**Short task:**
Quote the records below in full, exactly as given, with the images taken out.

──────

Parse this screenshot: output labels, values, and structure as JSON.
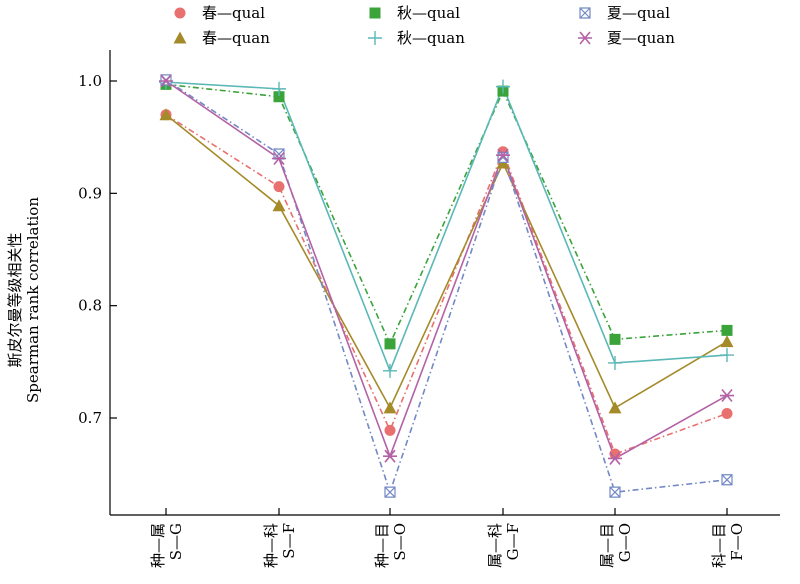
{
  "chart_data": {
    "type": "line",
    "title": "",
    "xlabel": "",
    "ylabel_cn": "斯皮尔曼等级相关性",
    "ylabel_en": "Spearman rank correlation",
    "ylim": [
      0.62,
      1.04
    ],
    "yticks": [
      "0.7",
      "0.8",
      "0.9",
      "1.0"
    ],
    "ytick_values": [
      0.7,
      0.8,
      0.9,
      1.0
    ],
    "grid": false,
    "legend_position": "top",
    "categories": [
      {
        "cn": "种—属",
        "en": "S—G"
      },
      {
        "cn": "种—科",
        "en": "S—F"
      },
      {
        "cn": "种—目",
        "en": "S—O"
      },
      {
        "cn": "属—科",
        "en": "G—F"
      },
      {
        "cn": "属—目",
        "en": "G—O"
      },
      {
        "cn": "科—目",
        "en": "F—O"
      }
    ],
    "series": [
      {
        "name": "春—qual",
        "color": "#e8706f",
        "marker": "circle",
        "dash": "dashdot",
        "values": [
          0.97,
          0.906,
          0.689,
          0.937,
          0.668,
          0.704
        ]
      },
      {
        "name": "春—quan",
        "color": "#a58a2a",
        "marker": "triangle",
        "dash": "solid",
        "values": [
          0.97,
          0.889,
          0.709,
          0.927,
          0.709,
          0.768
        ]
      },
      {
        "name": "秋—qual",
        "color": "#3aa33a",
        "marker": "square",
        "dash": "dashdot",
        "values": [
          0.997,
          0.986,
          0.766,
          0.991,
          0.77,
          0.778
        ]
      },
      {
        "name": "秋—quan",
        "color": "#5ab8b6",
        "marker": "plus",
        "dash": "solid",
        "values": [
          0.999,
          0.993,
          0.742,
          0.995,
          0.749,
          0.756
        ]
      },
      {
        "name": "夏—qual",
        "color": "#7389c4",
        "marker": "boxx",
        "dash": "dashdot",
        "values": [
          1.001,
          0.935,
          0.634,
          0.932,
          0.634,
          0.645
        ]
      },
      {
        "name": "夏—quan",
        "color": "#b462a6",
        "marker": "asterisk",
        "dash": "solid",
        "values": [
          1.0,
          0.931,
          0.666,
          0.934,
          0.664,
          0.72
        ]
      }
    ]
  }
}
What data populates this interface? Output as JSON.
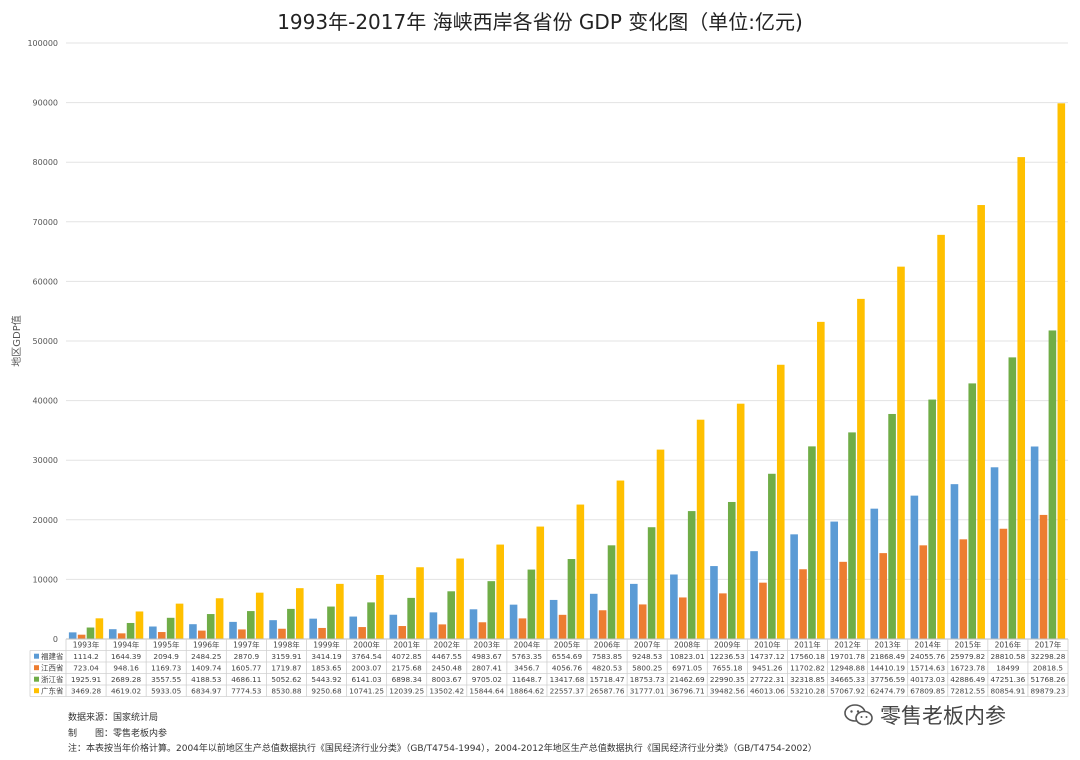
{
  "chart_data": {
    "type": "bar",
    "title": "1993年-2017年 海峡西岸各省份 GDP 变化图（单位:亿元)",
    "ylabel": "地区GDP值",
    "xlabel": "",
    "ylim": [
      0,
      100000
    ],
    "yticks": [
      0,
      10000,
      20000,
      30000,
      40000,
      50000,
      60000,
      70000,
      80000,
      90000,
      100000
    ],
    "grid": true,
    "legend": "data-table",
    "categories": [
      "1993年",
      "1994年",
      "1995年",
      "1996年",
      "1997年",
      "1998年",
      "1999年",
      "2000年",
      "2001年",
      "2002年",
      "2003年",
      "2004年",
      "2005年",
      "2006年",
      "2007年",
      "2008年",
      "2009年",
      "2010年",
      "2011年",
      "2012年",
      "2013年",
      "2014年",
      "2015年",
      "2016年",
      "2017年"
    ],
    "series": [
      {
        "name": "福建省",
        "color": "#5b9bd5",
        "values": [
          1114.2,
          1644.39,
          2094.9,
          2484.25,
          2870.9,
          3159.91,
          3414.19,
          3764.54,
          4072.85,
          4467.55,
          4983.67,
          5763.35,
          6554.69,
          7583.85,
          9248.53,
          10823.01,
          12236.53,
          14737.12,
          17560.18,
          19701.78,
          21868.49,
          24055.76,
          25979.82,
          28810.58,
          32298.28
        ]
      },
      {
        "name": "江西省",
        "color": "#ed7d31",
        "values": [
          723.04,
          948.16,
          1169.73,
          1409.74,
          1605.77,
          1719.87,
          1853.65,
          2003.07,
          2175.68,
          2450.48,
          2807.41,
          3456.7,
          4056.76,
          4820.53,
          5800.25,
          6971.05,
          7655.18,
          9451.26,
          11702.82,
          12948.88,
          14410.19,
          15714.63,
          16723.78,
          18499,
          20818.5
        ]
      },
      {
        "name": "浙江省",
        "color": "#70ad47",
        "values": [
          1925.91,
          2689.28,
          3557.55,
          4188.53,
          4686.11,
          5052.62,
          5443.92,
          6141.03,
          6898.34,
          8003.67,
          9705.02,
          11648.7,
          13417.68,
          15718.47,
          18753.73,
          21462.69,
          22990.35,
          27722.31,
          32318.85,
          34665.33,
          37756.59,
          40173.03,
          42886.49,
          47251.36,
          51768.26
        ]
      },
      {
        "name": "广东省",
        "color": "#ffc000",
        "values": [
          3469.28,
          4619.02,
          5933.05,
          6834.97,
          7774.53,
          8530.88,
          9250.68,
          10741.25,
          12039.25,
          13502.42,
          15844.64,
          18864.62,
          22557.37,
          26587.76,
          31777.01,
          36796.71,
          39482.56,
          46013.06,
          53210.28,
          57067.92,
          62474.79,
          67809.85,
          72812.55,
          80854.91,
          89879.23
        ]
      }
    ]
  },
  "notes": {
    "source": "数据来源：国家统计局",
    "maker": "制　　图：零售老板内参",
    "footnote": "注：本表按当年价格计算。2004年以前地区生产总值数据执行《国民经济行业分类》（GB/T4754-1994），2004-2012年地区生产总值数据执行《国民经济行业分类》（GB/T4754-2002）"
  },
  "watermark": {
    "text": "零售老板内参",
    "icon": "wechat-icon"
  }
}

──────

**Written solution:**
Parse this screenshot: output labels, values, and structure as JSON.
{
  "chart_data": {
    "type": "line",
    "title": "",
    "xlabel": "",
    "ylabel_cn": "斯皮尔曼等级相关性",
    "ylabel_en": "Spearman rank correlation",
    "ylim": [
      0.62,
      1.04
    ],
    "yticks": [
      "0.7",
      "0.8",
      "0.9",
      "1.0"
    ],
    "ytick_values": [
      0.7,
      0.8,
      0.9,
      1.0
    ],
    "grid": false,
    "legend_position": "top",
    "categories": [
      {
        "cn": "种—属",
        "en": "S—G"
      },
      {
        "cn": "种—科",
        "en": "S—F"
      },
      {
        "cn": "种—目",
        "en": "S—O"
      },
      {
        "cn": "属—科",
        "en": "G—F"
      },
      {
        "cn": "属—目",
        "en": "G—O"
      },
      {
        "cn": "科—目",
        "en": "F—O"
      }
    ],
    "series": [
      {
        "name": "春—qual",
        "color": "#e8706f",
        "marker": "circle",
        "dash": "dashdot",
        "values": [
          0.97,
          0.906,
          0.689,
          0.937,
          0.668,
          0.704
        ]
      },
      {
        "name": "春—quan",
        "color": "#a58a2a",
        "marker": "triangle",
        "dash": "solid",
        "values": [
          0.97,
          0.889,
          0.709,
          0.927,
          0.709,
          0.768
        ]
      },
      {
        "name": "秋—qual",
        "color": "#3aa33a",
        "marker": "square",
        "dash": "dashdot",
        "values": [
          0.997,
          0.986,
          0.766,
          0.991,
          0.77,
          0.778
        ]
      },
      {
        "name": "秋—quan",
        "color": "#5ab8b6",
        "marker": "plus",
        "dash": "solid",
        "values": [
          0.999,
          0.993,
          0.742,
          0.995,
          0.749,
          0.756
        ]
      },
      {
        "name": "夏—qual",
        "color": "#7389c4",
        "marker": "boxx",
        "dash": "dashdot",
        "values": [
          1.001,
          0.935,
          0.634,
          0.932,
          0.634,
          0.645
        ]
      },
      {
        "name": "夏—quan",
        "color": "#b462a6",
        "marker": "asterisk",
        "dash": "solid",
        "values": [
          1.0,
          0.931,
          0.666,
          0.934,
          0.664,
          0.72
        ]
      }
    ]
  }
}
What data populates this interface? Output as JSON.
{
  "chart_data": {
    "type": "bar",
    "title": "1993年-2017年 海峡西岸各省份 GDP 变化图（单位:亿元)",
    "ylabel": "地区GDP值",
    "xlabel": "",
    "ylim": [
      0,
      100000
    ],
    "yticks": [
      0,
      10000,
      20000,
      30000,
      40000,
      50000,
      60000,
      70000,
      80000,
      90000,
      100000
    ],
    "grid": true,
    "legend": "data-table",
    "categories": [
      "1993年",
      "1994年",
      "1995年",
      "1996年",
      "1997年",
      "1998年",
      "1999年",
      "2000年",
      "2001年",
      "2002年",
      "2003年",
      "2004年",
      "2005年",
      "2006年",
      "2007年",
      "2008年",
      "2009年",
      "2010年",
      "2011年",
      "2012年",
      "2013年",
      "2014年",
      "2015年",
      "2016年",
      "2017年"
    ],
    "series": [
      {
        "name": "福建省",
        "color": "#5b9bd5",
        "values": [
          1114.2,
          1644.39,
          2094.9,
          2484.25,
          2870.9,
          3159.91,
          3414.19,
          3764.54,
          4072.85,
          4467.55,
          4983.67,
          5763.35,
          6554.69,
          7583.85,
          9248.53,
          10823.01,
          12236.53,
          14737.12,
          17560.18,
          19701.78,
          21868.49,
          24055.76,
          25979.82,
          28810.58,
          32298.28
        ]
      },
      {
        "name": "江西省",
        "color": "#ed7d31",
        "values": [
          723.04,
          948.16,
          1169.73,
          1409.74,
          1605.77,
          1719.87,
          1853.65,
          2003.07,
          2175.68,
          2450.48,
          2807.41,
          3456.7,
          4056.76,
          4820.53,
          5800.25,
          6971.05,
          7655.18,
          9451.26,
          11702.82,
          12948.88,
          14410.19,
          15714.63,
          16723.78,
          18499,
          20818.5
        ]
      },
      {
        "name": "浙江省",
        "color": "#70ad47",
        "values": [
          1925.91,
          2689.28,
          3557.55,
          4188.53,
          4686.11,
          5052.62,
          5443.92,
          6141.03,
          6898.34,
          8003.67,
          9705.02,
          11648.7,
          13417.68,
          15718.47,
          18753.73,
          21462.69,
          22990.35,
          27722.31,
          32318.85,
          34665.33,
          37756.59,
          40173.03,
          42886.49,
          47251.36,
          51768.26
        ]
      },
      {
        "name": "广东省",
        "color": "#ffc000",
        "values": [
          3469.28,
          4619.02,
          5933.05,
          6834.97,
          7774.53,
          8530.88,
          9250.68,
          10741.25,
          12039.25,
          13502.42,
          15844.64,
          18864.62,
          22557.37,
          26587.76,
          31777.01,
          36796.71,
          39482.56,
          46013.06,
          53210.28,
          57067.92,
          62474.79,
          67809.85,
          72812.55,
          80854.91,
          89879.23
        ]
      }
    ]
  },
  "notes": {
    "source": "数据来源：国家统计局",
    "maker": "制　　图：零售老板内参",
    "footnote": "注：本表按当年价格计算。2004年以前地区生产总值数据执行《国民经济行业分类》（GB/T4754-1994），2004-2012年地区生产总值数据执行《国民经济行业分类》（GB/T4754-2002）"
  },
  "watermark": {
    "text": "零售老板内参",
    "icon": "wechat-icon"
  }
}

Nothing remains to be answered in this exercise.